We believe there is value in the transparency of the platform to foster better discussions. Most people make decisions alone. And current platforms like Stocktwits are interesting for sentiment but are filled with banter and are unreliable for real discussions.
In terms of reporting / tools, we're focused on investor self-awareness. Most people have more than 1 account and have a hard time even finding out the annual return on their portfolio. We'd like to start alerting people of things like strategy drift, as well.
Slightly more advanced topic: There's also something to be said of the data itself once people start sharing. The idea is that if you can get a cross-section of sentiment / social data backed by real portfolio data, it adds an element that wasn't previously available and should technically result in a more efficient market, resulting in an opportunity for new value creation. Brainstorming with few Anderson / GSB / Cornell finance professors on this.
tinkerrr|11 years ago
Reporting-wise, I am with you. I think the current models are antiquated, and most of the solutions I see are outright wrong (Hint: If you're looking only at stock prices for returns, you're doing it wrong too).

**Saved entries**
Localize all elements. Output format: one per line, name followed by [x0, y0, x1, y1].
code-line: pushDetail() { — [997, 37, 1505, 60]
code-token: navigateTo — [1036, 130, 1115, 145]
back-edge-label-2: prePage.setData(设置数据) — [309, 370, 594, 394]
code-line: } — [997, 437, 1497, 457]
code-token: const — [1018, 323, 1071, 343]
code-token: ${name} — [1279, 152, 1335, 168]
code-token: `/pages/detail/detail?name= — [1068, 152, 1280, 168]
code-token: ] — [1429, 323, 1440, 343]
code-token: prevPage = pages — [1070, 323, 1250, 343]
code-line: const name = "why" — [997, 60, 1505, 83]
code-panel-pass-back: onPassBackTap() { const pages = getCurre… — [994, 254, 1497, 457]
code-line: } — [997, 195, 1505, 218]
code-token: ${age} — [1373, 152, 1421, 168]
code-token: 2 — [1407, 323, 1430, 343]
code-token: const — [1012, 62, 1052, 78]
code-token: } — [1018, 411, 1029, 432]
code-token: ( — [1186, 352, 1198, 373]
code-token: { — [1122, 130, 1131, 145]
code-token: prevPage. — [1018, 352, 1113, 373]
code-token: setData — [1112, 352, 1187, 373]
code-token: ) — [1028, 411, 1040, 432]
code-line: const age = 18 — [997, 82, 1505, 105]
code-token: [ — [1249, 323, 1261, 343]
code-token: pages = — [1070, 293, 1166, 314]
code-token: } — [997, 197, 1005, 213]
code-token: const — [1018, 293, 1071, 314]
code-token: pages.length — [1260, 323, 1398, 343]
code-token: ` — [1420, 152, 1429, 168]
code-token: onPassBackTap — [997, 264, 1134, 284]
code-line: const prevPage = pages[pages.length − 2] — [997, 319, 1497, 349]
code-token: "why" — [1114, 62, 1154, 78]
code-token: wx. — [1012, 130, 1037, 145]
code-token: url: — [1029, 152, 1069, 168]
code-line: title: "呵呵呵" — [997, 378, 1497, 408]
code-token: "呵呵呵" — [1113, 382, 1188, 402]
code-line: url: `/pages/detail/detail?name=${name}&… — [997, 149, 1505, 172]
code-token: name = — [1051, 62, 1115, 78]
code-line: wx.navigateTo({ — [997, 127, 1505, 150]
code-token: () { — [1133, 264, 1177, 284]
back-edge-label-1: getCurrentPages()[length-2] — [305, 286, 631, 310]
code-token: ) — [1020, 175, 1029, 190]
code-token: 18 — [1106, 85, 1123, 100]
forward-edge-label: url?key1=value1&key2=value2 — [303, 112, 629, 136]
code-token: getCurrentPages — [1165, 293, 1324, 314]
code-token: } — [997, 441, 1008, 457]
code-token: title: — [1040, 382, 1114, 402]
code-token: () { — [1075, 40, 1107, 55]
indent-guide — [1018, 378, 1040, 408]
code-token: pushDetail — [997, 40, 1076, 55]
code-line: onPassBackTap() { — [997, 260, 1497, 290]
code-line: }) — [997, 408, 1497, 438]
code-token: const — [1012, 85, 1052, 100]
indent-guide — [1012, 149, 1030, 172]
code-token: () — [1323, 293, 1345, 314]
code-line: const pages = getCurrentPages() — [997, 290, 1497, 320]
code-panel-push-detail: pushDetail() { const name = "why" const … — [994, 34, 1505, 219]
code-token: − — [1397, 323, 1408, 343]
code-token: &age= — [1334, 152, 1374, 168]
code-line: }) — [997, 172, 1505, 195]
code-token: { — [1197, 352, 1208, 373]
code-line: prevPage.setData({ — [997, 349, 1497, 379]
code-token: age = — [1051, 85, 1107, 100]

**PROBLEMS AND TASKS**
1. Edit the investing-platform discussion from "In terms of" up to and including "drift, as well.", changing "strategy drift" to "portfolio drift".
2. Extract every line of the records that contains the string "guide".
The investing-platform discussion and the records are separate, unrelated material.

**ANSWERS GIVEN**
1.
In terms of reporting / tools, we're focused on investor self-awareness. Most people have more than 1 account and have a hard time even finding out the annual return on their portfolio. We'd like to start alerting people of things like portfolio drift, as well.

2.
indent-guide — [1018, 378, 1040, 408]
indent-guide — [1012, 149, 1030, 172]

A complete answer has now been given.